Stored data:

---

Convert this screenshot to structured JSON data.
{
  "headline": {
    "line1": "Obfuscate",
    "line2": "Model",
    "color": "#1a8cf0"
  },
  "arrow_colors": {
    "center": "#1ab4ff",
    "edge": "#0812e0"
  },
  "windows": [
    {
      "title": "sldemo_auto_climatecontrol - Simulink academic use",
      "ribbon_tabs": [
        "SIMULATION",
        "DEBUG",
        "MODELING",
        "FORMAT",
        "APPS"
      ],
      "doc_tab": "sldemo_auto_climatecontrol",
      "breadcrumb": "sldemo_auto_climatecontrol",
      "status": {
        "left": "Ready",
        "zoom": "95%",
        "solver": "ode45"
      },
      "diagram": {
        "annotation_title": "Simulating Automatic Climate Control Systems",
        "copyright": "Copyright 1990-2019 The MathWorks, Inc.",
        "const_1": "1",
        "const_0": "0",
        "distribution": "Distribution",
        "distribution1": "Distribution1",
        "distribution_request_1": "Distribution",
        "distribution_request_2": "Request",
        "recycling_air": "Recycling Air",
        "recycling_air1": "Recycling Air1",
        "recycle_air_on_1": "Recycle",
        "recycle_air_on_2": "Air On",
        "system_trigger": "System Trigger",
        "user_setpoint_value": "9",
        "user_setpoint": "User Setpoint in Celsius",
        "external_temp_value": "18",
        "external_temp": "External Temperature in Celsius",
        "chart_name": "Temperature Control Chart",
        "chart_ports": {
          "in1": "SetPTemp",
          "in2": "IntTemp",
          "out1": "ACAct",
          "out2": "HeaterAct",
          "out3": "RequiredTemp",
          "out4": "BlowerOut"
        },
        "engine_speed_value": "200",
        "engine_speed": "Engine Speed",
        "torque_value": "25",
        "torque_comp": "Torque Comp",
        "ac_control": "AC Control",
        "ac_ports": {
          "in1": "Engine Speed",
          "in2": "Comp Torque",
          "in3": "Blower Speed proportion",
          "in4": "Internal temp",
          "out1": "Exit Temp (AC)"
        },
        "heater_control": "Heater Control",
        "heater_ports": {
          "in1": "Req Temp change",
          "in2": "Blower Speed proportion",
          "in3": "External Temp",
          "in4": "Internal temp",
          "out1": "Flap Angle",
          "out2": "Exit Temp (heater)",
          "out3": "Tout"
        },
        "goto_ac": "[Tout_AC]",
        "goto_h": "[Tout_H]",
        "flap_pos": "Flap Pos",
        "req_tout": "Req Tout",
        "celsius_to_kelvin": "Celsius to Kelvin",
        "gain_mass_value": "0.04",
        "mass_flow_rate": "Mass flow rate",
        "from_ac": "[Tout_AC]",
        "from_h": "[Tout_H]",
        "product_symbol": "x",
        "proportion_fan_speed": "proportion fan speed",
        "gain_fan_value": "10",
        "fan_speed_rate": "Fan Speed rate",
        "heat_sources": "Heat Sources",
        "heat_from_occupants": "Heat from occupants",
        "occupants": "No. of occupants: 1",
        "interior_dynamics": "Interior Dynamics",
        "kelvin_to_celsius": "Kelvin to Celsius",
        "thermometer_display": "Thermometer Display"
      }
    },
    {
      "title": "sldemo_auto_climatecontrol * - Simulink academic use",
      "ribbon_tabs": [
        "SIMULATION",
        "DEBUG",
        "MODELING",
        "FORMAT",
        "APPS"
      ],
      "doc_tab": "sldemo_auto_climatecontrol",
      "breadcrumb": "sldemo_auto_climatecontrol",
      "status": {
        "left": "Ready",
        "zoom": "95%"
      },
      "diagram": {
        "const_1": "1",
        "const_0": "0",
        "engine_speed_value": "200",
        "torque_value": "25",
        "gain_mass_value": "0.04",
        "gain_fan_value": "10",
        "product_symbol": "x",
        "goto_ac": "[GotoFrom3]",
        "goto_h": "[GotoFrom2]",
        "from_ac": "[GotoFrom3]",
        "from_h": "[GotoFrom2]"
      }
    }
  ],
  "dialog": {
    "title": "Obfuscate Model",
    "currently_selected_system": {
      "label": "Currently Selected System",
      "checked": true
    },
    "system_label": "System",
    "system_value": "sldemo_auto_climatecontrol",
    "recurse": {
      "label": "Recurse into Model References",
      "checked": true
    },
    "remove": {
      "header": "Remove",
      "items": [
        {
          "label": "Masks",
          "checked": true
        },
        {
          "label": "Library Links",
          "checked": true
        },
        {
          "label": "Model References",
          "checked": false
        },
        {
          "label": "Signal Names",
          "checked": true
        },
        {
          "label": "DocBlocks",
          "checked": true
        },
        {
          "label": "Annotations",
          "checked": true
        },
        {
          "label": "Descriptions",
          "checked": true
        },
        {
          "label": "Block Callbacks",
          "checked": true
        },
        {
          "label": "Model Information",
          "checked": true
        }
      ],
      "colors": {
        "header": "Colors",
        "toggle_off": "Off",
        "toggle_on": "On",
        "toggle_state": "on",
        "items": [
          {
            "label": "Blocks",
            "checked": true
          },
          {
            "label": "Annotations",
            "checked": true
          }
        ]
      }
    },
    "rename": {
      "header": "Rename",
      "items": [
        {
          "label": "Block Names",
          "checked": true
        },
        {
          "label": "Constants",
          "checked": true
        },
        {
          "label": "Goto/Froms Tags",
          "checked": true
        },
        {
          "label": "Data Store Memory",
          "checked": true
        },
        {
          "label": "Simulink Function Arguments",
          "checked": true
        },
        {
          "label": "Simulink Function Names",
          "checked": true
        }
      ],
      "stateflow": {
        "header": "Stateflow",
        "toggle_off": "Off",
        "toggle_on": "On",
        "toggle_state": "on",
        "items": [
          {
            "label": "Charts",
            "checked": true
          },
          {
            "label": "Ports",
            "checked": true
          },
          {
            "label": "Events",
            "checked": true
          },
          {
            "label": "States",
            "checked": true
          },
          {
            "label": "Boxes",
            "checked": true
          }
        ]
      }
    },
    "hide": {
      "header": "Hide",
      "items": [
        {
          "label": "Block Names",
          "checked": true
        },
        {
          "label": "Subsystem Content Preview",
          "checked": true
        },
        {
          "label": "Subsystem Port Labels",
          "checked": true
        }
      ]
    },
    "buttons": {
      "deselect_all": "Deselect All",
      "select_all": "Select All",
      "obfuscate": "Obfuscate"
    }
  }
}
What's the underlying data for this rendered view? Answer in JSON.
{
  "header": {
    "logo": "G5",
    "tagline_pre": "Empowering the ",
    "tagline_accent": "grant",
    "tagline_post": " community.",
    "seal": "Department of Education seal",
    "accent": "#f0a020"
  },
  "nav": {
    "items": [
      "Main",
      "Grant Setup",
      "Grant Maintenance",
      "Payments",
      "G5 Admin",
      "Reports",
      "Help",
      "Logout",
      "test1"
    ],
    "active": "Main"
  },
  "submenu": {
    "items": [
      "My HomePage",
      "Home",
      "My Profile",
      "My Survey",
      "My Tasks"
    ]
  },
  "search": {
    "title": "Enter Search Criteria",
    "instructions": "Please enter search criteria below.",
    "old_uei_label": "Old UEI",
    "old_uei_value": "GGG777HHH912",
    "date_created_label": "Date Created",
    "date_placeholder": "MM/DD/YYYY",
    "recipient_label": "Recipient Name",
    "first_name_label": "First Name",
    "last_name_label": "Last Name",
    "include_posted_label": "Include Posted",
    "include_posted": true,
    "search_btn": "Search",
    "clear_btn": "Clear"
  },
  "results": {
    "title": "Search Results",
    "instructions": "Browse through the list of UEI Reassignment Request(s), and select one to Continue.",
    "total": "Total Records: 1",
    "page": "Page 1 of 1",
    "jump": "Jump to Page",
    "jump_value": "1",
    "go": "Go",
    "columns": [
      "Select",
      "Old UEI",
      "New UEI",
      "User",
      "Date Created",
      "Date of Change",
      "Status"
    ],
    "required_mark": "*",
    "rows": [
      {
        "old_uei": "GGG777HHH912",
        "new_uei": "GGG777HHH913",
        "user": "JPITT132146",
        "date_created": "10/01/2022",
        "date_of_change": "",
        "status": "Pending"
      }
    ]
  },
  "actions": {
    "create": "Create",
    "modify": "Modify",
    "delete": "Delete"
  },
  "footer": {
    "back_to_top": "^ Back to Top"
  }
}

---

> Instructions for the task
Check each line of the records for the string "Celsius" and state how many lines contain it. Give only the number.

> Solution
4